- Work to complete -
List every line in this data where the string "event" occurs.

☆ ☆ ☆ ☆

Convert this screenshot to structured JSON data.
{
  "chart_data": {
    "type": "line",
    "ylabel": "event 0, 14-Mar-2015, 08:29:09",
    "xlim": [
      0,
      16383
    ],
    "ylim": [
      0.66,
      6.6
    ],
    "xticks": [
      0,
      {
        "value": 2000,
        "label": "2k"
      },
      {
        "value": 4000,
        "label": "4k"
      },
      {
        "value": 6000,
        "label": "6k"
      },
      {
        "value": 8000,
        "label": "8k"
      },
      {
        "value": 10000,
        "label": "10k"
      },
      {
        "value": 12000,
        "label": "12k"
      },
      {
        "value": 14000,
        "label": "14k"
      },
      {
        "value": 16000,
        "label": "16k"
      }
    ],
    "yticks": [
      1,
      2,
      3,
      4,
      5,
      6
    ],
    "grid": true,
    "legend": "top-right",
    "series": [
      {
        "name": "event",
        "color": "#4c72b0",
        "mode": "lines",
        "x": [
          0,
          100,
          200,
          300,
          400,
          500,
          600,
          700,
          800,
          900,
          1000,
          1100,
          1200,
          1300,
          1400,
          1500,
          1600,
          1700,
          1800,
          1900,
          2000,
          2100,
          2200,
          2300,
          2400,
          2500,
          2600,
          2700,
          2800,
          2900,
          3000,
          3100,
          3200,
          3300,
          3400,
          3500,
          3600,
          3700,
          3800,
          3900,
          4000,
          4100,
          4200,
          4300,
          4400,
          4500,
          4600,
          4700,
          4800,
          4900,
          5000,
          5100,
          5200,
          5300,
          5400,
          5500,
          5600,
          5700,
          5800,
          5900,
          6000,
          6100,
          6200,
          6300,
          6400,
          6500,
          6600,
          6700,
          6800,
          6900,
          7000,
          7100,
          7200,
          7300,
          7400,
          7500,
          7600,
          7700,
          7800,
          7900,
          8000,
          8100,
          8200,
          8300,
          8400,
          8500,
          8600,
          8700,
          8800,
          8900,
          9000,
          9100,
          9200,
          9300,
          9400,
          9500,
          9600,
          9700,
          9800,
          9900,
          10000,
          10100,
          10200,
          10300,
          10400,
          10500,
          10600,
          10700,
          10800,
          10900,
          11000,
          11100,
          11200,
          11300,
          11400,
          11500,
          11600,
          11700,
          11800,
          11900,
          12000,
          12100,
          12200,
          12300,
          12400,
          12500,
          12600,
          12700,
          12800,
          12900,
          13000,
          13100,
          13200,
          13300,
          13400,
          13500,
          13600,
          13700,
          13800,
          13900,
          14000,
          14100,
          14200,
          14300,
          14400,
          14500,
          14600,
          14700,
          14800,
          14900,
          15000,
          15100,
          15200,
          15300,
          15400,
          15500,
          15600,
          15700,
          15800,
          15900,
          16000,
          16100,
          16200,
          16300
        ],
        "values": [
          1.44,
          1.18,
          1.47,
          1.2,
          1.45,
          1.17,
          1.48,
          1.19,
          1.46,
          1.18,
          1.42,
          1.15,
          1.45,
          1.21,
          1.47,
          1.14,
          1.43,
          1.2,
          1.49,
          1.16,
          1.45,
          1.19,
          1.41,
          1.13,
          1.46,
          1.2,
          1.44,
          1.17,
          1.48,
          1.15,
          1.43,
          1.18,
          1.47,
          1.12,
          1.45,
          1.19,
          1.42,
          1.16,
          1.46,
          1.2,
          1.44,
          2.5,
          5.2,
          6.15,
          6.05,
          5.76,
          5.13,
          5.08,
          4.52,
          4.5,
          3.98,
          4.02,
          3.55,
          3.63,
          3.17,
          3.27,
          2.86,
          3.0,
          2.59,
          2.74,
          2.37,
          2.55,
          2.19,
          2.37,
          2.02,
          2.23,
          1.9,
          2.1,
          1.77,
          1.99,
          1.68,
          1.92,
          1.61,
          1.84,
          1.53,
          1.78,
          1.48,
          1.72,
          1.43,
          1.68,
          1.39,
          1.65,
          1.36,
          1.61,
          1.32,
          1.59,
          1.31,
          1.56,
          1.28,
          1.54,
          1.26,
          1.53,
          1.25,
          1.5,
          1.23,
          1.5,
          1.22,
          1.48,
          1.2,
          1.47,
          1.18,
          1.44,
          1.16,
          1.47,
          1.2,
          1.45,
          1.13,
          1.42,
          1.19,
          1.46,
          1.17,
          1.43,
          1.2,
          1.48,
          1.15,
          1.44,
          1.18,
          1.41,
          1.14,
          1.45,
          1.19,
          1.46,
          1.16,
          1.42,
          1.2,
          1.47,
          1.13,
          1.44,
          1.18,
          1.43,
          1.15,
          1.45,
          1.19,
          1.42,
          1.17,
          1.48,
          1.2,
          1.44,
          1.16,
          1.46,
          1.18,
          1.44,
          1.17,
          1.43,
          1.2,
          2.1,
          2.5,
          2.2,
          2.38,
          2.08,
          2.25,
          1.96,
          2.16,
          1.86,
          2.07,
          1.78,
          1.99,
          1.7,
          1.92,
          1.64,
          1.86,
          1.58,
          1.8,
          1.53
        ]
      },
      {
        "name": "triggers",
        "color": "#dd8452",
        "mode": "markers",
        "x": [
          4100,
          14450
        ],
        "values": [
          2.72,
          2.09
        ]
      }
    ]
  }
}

☆ ☆ ☆ ☆

- Worked solution -
    "ylabel": "event 0, 14-Mar-2015, 08:29:09",
        "name": "event",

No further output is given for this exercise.